Goal: Leave the pictures out and transcribe every record exactly.

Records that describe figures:
######
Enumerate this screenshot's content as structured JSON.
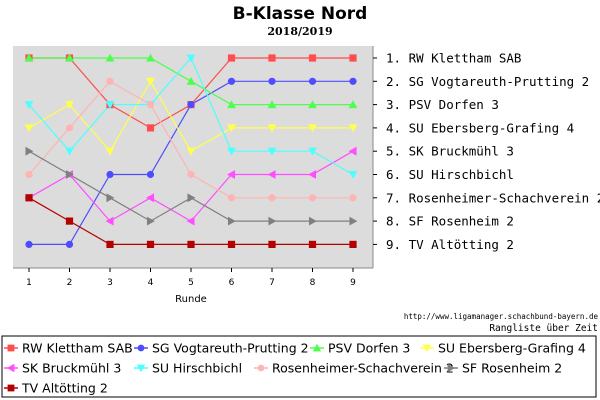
{
  "chart_data": {
    "type": "line",
    "title": "B-Klasse Nord",
    "subtitle": "2018/2019",
    "xlabel": "Runde",
    "ylabel": "",
    "x": [
      1,
      2,
      3,
      4,
      5,
      6,
      7,
      8,
      9
    ],
    "ylim": [
      1,
      9
    ],
    "y_inverted": true,
    "grid": false,
    "legend_position": "bottom",
    "source_url": "http://www.ligamanager.schachbund-bayern.de",
    "source_note": "Rangliste über Zeit",
    "rank_labels": [
      "1. RW Klettham SAB",
      "2. SG Vogtareuth-Prutting 2",
      "3. PSV Dorfen 3",
      "4. SU Ebersberg-Grafing 4",
      "5. SK Bruckmühl 3",
      "6. SU Hirschbichl",
      "7. Rosenheimer-Schachverein 2",
      "8. SF Rosenheim 2",
      "9. TV Altötting 2"
    ],
    "series": [
      {
        "name": "RW Klettham SAB",
        "color": "#ff4d4d",
        "marker": "square",
        "values": [
          1,
          1,
          3,
          4,
          3,
          1,
          1,
          1,
          1
        ]
      },
      {
        "name": "SG Vogtareuth-Prutting 2",
        "color": "#4d4dff",
        "marker": "circle",
        "values": [
          9,
          9,
          6,
          6,
          3,
          2,
          2,
          2,
          2
        ]
      },
      {
        "name": "PSV Dorfen 3",
        "color": "#4dff4d",
        "marker": "triangle-up",
        "values": [
          1,
          1,
          1,
          1,
          2,
          3,
          3,
          3,
          3
        ]
      },
      {
        "name": "SU Ebersberg-Grafing 4",
        "color": "#ffff4d",
        "marker": "triangle-down",
        "values": [
          4,
          3,
          5,
          2,
          5,
          4,
          4,
          4,
          4
        ]
      },
      {
        "name": "SK Bruckmühl 3",
        "color": "#ff4dff",
        "marker": "triangle-left",
        "values": [
          7,
          6,
          8,
          7,
          8,
          6,
          6,
          6,
          5
        ]
      },
      {
        "name": "SU Hirschbichl",
        "color": "#4dffff",
        "marker": "triangle-down",
        "values": [
          3,
          5,
          3,
          3,
          1,
          5,
          5,
          5,
          6
        ]
      },
      {
        "name": "Rosenheimer-Schachverein 2",
        "color": "#ffb3b3",
        "marker": "circle",
        "values": [
          6,
          4,
          2,
          3,
          6,
          7,
          7,
          7,
          7
        ]
      },
      {
        "name": "SF Rosenheim 2",
        "color": "#808080",
        "marker": "triangle-right",
        "values": [
          5,
          6,
          7,
          8,
          7,
          8,
          8,
          8,
          8
        ]
      },
      {
        "name": "TV Altötting 2",
        "color": "#b30000",
        "marker": "square",
        "values": [
          7,
          8,
          9,
          9,
          9,
          9,
          9,
          9,
          9
        ]
      }
    ]
  }
}
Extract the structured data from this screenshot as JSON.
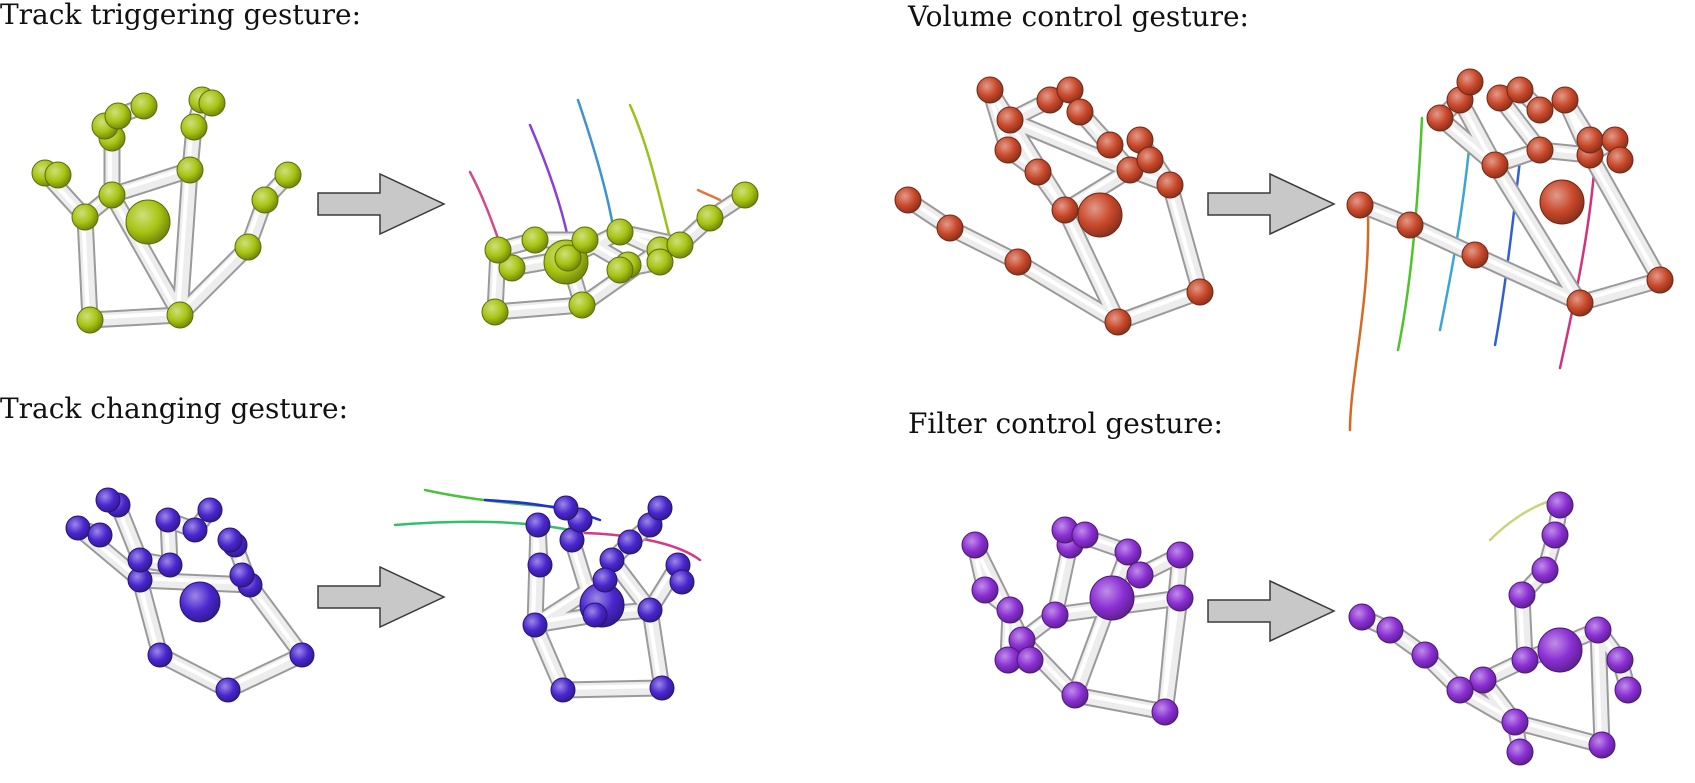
{
  "panels": [
    {
      "id": "track-triggering",
      "title": "Track triggering gesture:",
      "joint_color": "#a7c412",
      "trail_colors": [
        "#d04a8c",
        "#8a3fd6",
        "#3e92d0",
        "#9ac21a",
        "#e0773a"
      ]
    },
    {
      "id": "volume-control",
      "title": "Volume control gesture:",
      "joint_color": "#c9482a",
      "trail_colors": [
        "#d46a24",
        "#4ec42a",
        "#3aa6d6",
        "#2f5fd2",
        "#d1337a"
      ]
    },
    {
      "id": "track-changing",
      "title": "Track changing gesture:",
      "joint_color": "#4a26d0",
      "trail_colors": [
        "#4cc23a",
        "#2230d6",
        "#33c06a",
        "#d23c86"
      ]
    },
    {
      "id": "filter-control",
      "title": "Filter control gesture:",
      "joint_color": "#8b2fd4",
      "trail_colors": [
        "#c6d67a",
        "#e0874a"
      ]
    }
  ]
}
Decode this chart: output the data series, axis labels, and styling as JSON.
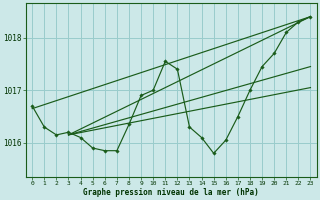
{
  "title": "Graphe pression niveau de la mer (hPa)",
  "bg_color": "#cce8e8",
  "grid_color": "#99cccc",
  "line_color": "#1a5c1a",
  "xlim": [
    -0.5,
    23.5
  ],
  "ylim": [
    1015.35,
    1018.65
  ],
  "yticks": [
    1016,
    1017,
    1018
  ],
  "xticks": [
    0,
    1,
    2,
    3,
    4,
    5,
    6,
    7,
    8,
    9,
    10,
    11,
    12,
    13,
    14,
    15,
    16,
    17,
    18,
    19,
    20,
    21,
    22,
    23
  ],
  "main_series": [
    1016.7,
    1016.3,
    1016.15,
    1016.2,
    1016.1,
    1015.9,
    1015.85,
    1015.85,
    1016.35,
    1016.9,
    1017.0,
    1017.55,
    1017.4,
    1016.3,
    1016.1,
    1015.8,
    1016.05,
    1016.5,
    1017.0,
    1017.45,
    1017.7,
    1018.1,
    1018.3,
    1018.4
  ],
  "trend_lines": [
    {
      "x0": 0,
      "y0": 1016.65,
      "x1": 23,
      "y1": 1018.4
    },
    {
      "x0": 3,
      "y0": 1016.15,
      "x1": 23,
      "y1": 1018.4
    },
    {
      "x0": 3,
      "y0": 1016.15,
      "x1": 23,
      "y1": 1017.45
    },
    {
      "x0": 3,
      "y0": 1016.15,
      "x1": 23,
      "y1": 1017.05
    }
  ]
}
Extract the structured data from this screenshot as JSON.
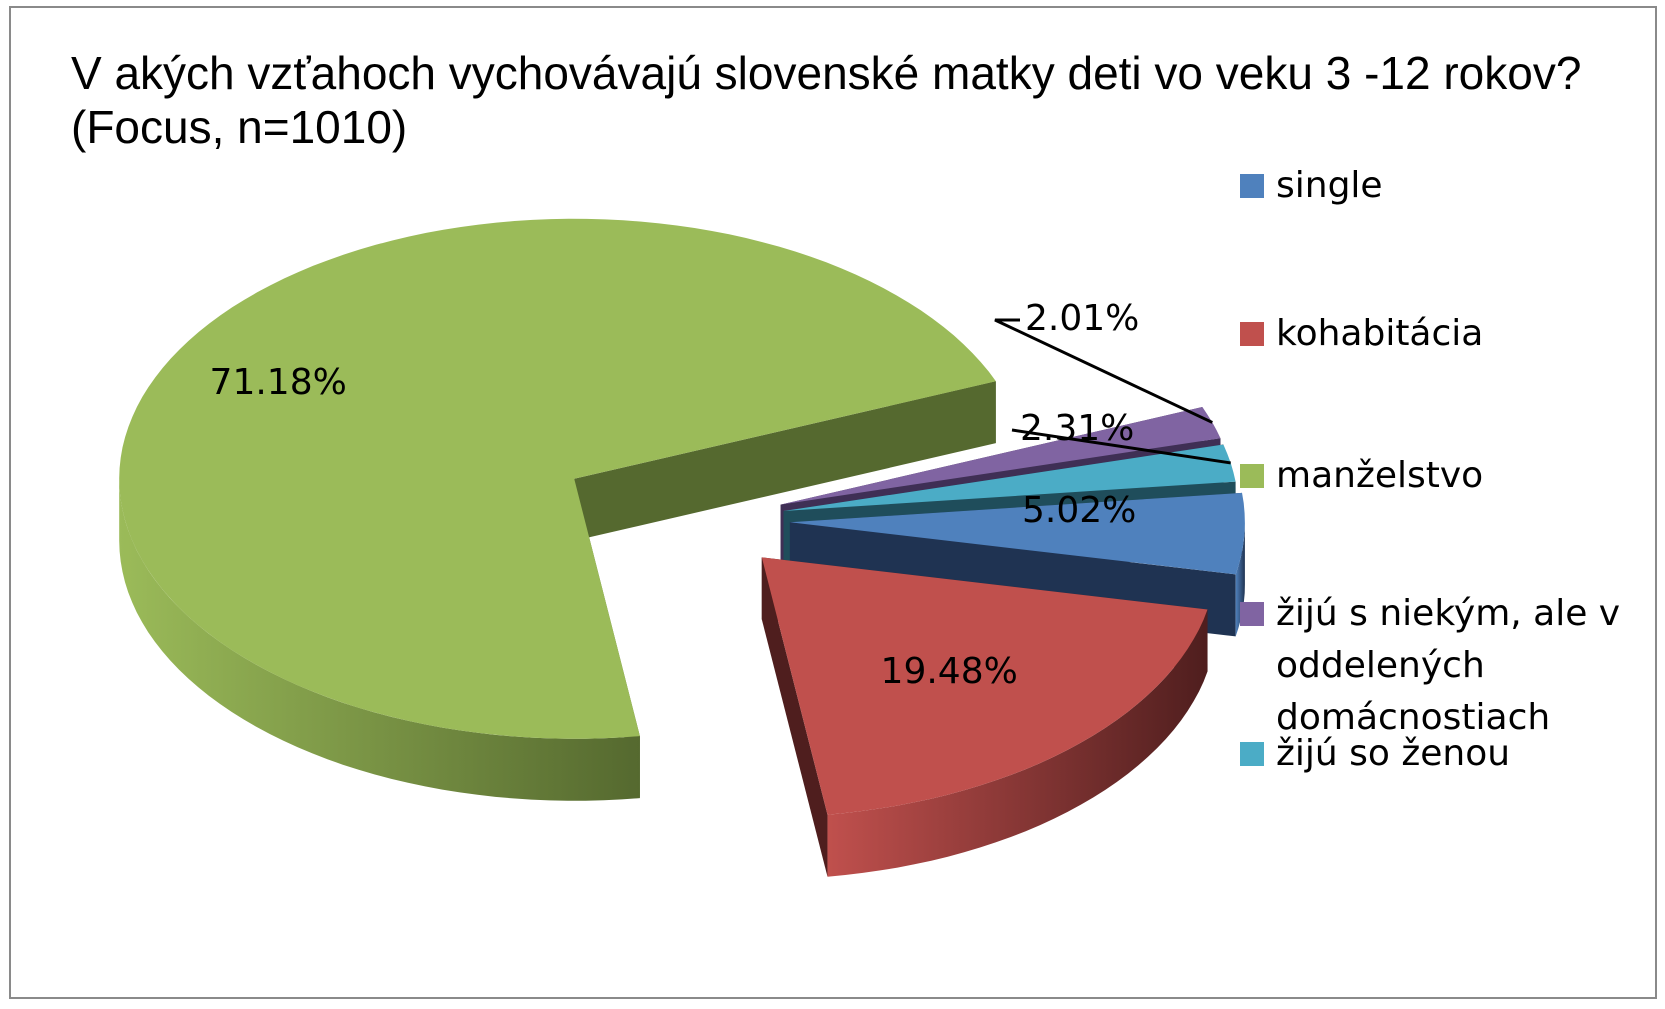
{
  "chart_data": {
    "type": "pie",
    "title": "V akých vzťahoch vychovávajú slovenské matky deti vo veku 3 -12 rokov? (Focus, n=1010)",
    "categories": [
      "single",
      "kohabitácia",
      "manželstvo",
      "žijú s niekým, ale v oddelených domácnostiach",
      "žijú so ženou"
    ],
    "values": [
      5.02,
      19.48,
      71.18,
      2.01,
      2.31
    ],
    "value_labels": [
      "5.02%",
      "19.48%",
      "71.18%",
      "2.01%",
      "2.31%"
    ],
    "colors": [
      "#4F81BD",
      "#C0504D",
      "#9BBB59",
      "#8064A2",
      "#4BACC6"
    ],
    "side_colors": [
      "#1F3352",
      "#4F1E1E",
      "#55692F",
      "#3F2F55",
      "#1F4D5B"
    ],
    "legend_position": "right",
    "style": "3d-exploded"
  }
}
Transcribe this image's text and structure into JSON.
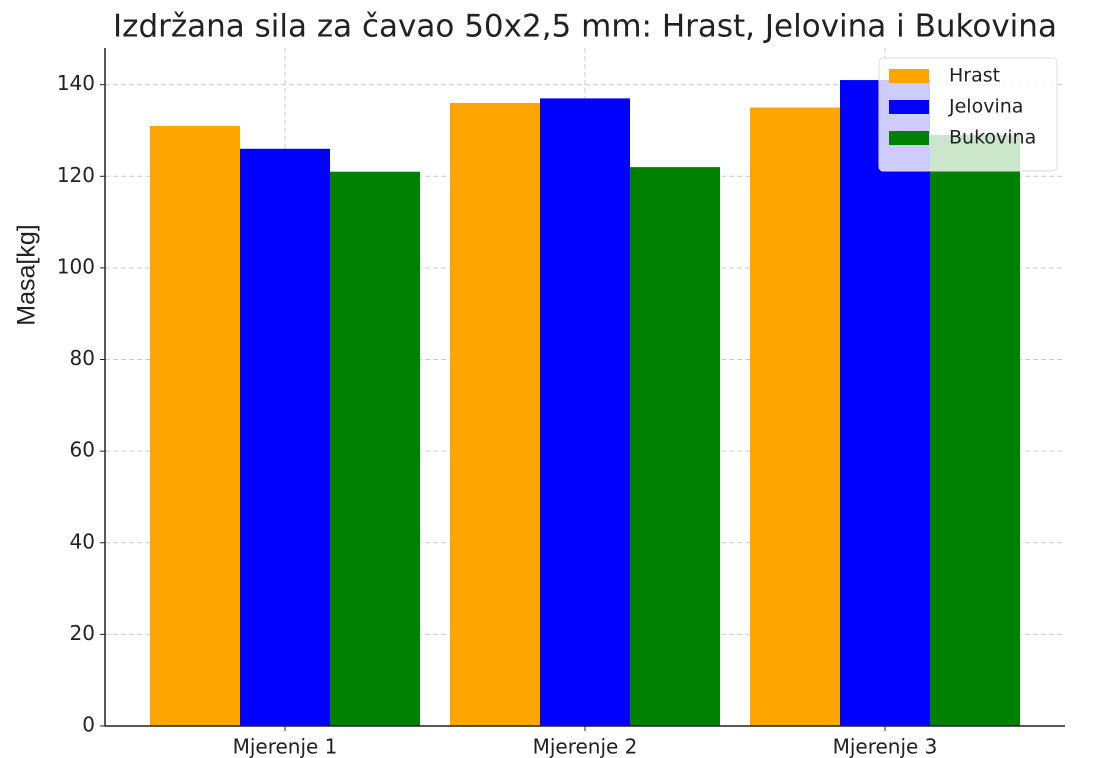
{
  "chart_data": {
    "type": "bar",
    "title": "Izdržana sila za čavao 50x2,5 mm: Hrast, Jelovina i Bukovina",
    "ylabel": "Masa[kg]",
    "categories": [
      "Mjerenje 1",
      "Mjerenje 2",
      "Mjerenje 3"
    ],
    "series": [
      {
        "name": "Hrast",
        "color": "#ffa500",
        "values": [
          131,
          136,
          135
        ]
      },
      {
        "name": "Jelovina",
        "color": "#0000ff",
        "values": [
          126,
          137,
          141
        ]
      },
      {
        "name": "Bukovina",
        "color": "#008000",
        "values": [
          121,
          122,
          129
        ]
      }
    ],
    "ylim": [
      0,
      148
    ],
    "yticks": [
      0,
      20,
      40,
      60,
      80,
      100,
      120,
      140
    ],
    "grid": true,
    "legend": "upper right"
  }
}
######
Task solution:
Enumerate this screenshot's content as structured JSON.
{
  "chart_data": {
    "type": "line",
    "title": "B-Klasse Nord",
    "subtitle": "2018/2019",
    "xlabel": "Runde",
    "ylabel": "",
    "x": [
      1,
      2,
      3,
      4,
      5,
      6,
      7,
      8,
      9
    ],
    "ylim": [
      1,
      9
    ],
    "y_inverted": true,
    "grid": false,
    "legend_position": "bottom",
    "source_url": "http://www.ligamanager.schachbund-bayern.de",
    "source_note": "Rangliste über Zeit",
    "rank_labels": [
      "1. RW Klettham SAB",
      "2. SG Vogtareuth-Prutting 2",
      "3. PSV Dorfen 3",
      "4. SU Ebersberg-Grafing 4",
      "5. SK Bruckmühl 3",
      "6. SU Hirschbichl",
      "7. Rosenheimer-Schachverein 2",
      "8. SF Rosenheim 2",
      "9. TV Altötting 2"
    ],
    "series": [
      {
        "name": "RW Klettham SAB",
        "color": "#ff4d4d",
        "marker": "square",
        "values": [
          1,
          1,
          3,
          4,
          3,
          1,
          1,
          1,
          1
        ]
      },
      {
        "name": "SG Vogtareuth-Prutting 2",
        "color": "#4d4dff",
        "marker": "circle",
        "values": [
          9,
          9,
          6,
          6,
          3,
          2,
          2,
          2,
          2
        ]
      },
      {
        "name": "PSV Dorfen 3",
        "color": "#4dff4d",
        "marker": "triangle-up",
        "values": [
          1,
          1,
          1,
          1,
          2,
          3,
          3,
          3,
          3
        ]
      },
      {
        "name": "SU Ebersberg-Grafing 4",
        "color": "#ffff4d",
        "marker": "triangle-down",
        "values": [
          4,
          3,
          5,
          2,
          5,
          4,
          4,
          4,
          4
        ]
      },
      {
        "name": "SK Bruckmühl 3",
        "color": "#ff4dff",
        "marker": "triangle-left",
        "values": [
          7,
          6,
          8,
          7,
          8,
          6,
          6,
          6,
          5
        ]
      },
      {
        "name": "SU Hirschbichl",
        "color": "#4dffff",
        "marker": "triangle-down",
        "values": [
          3,
          5,
          3,
          3,
          1,
          5,
          5,
          5,
          6
        ]
      },
      {
        "name": "Rosenheimer-Schachverein 2",
        "color": "#ffb3b3",
        "marker": "circle",
        "values": [
          6,
          4,
          2,
          3,
          6,
          7,
          7,
          7,
          7
        ]
      },
      {
        "name": "SF Rosenheim 2",
        "color": "#808080",
        "marker": "triangle-right",
        "values": [
          5,
          6,
          7,
          8,
          7,
          8,
          8,
          8,
          8
        ]
      },
      {
        "name": "TV Altötting 2",
        "color": "#b30000",
        "marker": "square",
        "values": [
          7,
          8,
          9,
          9,
          9,
          9,
          9,
          9,
          9
        ]
      }
    ]
  }
}
Extract the structured data from this screenshot as JSON.
{
  "panels": [
    {
      "id": "track-triggering",
      "title": "Track triggering gesture:",
      "joint_color": "#a7c412",
      "trail_colors": [
        "#d04a8c",
        "#8a3fd6",
        "#3e92d0",
        "#9ac21a",
        "#e0773a"
      ]
    },
    {
      "id": "volume-control",
      "title": "Volume control gesture:",
      "joint_color": "#c9482a",
      "trail_colors": [
        "#d46a24",
        "#4ec42a",
        "#3aa6d6",
        "#2f5fd2",
        "#d1337a"
      ]
    },
    {
      "id": "track-changing",
      "title": "Track changing gesture:",
      "joint_color": "#4a26d0",
      "trail_colors": [
        "#4cc23a",
        "#2230d6",
        "#33c06a",
        "#d23c86"
      ]
    },
    {
      "id": "filter-control",
      "title": "Filter control gesture:",
      "joint_color": "#8b2fd4",
      "trail_colors": [
        "#c6d67a",
        "#e0874a"
      ]
    }
  ]
}
Decode this chart: output the data series, axis labels, and styling as JSON.
{
  "title": "Graphe pression niveau de la mer (hPa)",
  "bg_color": "#cce8e8",
  "grid_color": "#99cccc",
  "line_color": "#1a5c1a",
  "xlim": [
    -0.5,
    23.5
  ],
  "ylim": [
    1015.35,
    1018.65
  ],
  "yticks": [
    1016,
    1017,
    1018
  ],
  "xticks": [
    0,
    1,
    2,
    3,
    4,
    5,
    6,
    7,
    8,
    9,
    10,
    11,
    12,
    13,
    14,
    15,
    16,
    17,
    18,
    19,
    20,
    21,
    22,
    23
  ],
  "main_series": [
    1016.7,
    1016.3,
    1016.15,
    1016.2,
    1016.1,
    1015.9,
    1015.85,
    1015.85,
    1016.35,
    1016.9,
    1017.0,
    1017.55,
    1017.4,
    1016.3,
    1016.1,
    1015.8,
    1016.05,
    1016.5,
    1017.0,
    1017.45,
    1017.7,
    1018.1,
    1018.3,
    1018.4
  ],
  "trend_lines": [
    {
      "x0": 0,
      "y0": 1016.65,
      "x1": 23,
      "y1": 1018.4
    },
    {
      "x0": 3,
      "y0": 1016.15,
      "x1": 23,
      "y1": 1018.4
    },
    {
      "x0": 3,
      "y0": 1016.15,
      "x1": 23,
      "y1": 1017.45
    },
    {
      "x0": 3,
      "y0": 1016.15,
      "x1": 23,
      "y1": 1017.05
    }
  ]
}
Extract the structured data from this screenshot as JSON.
{
  "chart_data": {
    "type": "pie",
    "title": "V akých vzťahoch vychovávajú slovenské matky deti vo veku 3 -12 rokov? (Focus, n=1010)",
    "categories": [
      "single",
      "kohabitácia",
      "manželstvo",
      "žijú s niekým, ale v oddelených domácnostiach",
      "žijú so ženou"
    ],
    "values": [
      5.02,
      19.48,
      71.18,
      2.01,
      2.31
    ],
    "value_labels": [
      "5.02%",
      "19.48%",
      "71.18%",
      "2.01%",
      "2.31%"
    ],
    "colors": [
      "#4F81BD",
      "#C0504D",
      "#9BBB59",
      "#8064A2",
      "#4BACC6"
    ],
    "side_colors": [
      "#1F3352",
      "#4F1E1E",
      "#55692F",
      "#3F2F55",
      "#1F4D5B"
    ],
    "legend_position": "right",
    "style": "3d-exploded"
  }
}
Transcribe this image's text and structure into JSON.
{
  "chart_data": {
    "type": "bar",
    "title": "Izdržana sila za čavao 50x2,5 mm: Hrast, Jelovina i Bukovina",
    "ylabel": "Masa[kg]",
    "categories": [
      "Mjerenje 1",
      "Mjerenje 2",
      "Mjerenje 3"
    ],
    "series": [
      {
        "name": "Hrast",
        "color": "#ffa500",
        "values": [
          131,
          136,
          135
        ]
      },
      {
        "name": "Jelovina",
        "color": "#0000ff",
        "values": [
          126,
          137,
          141
        ]
      },
      {
        "name": "Bukovina",
        "color": "#008000",
        "values": [
          121,
          122,
          129
        ]
      }
    ],
    "ylim": [
      0,
      148
    ],
    "yticks": [
      0,
      20,
      40,
      60,
      80,
      100,
      120,
      140
    ],
    "grid": true,
    "legend": "upper right"
  }
}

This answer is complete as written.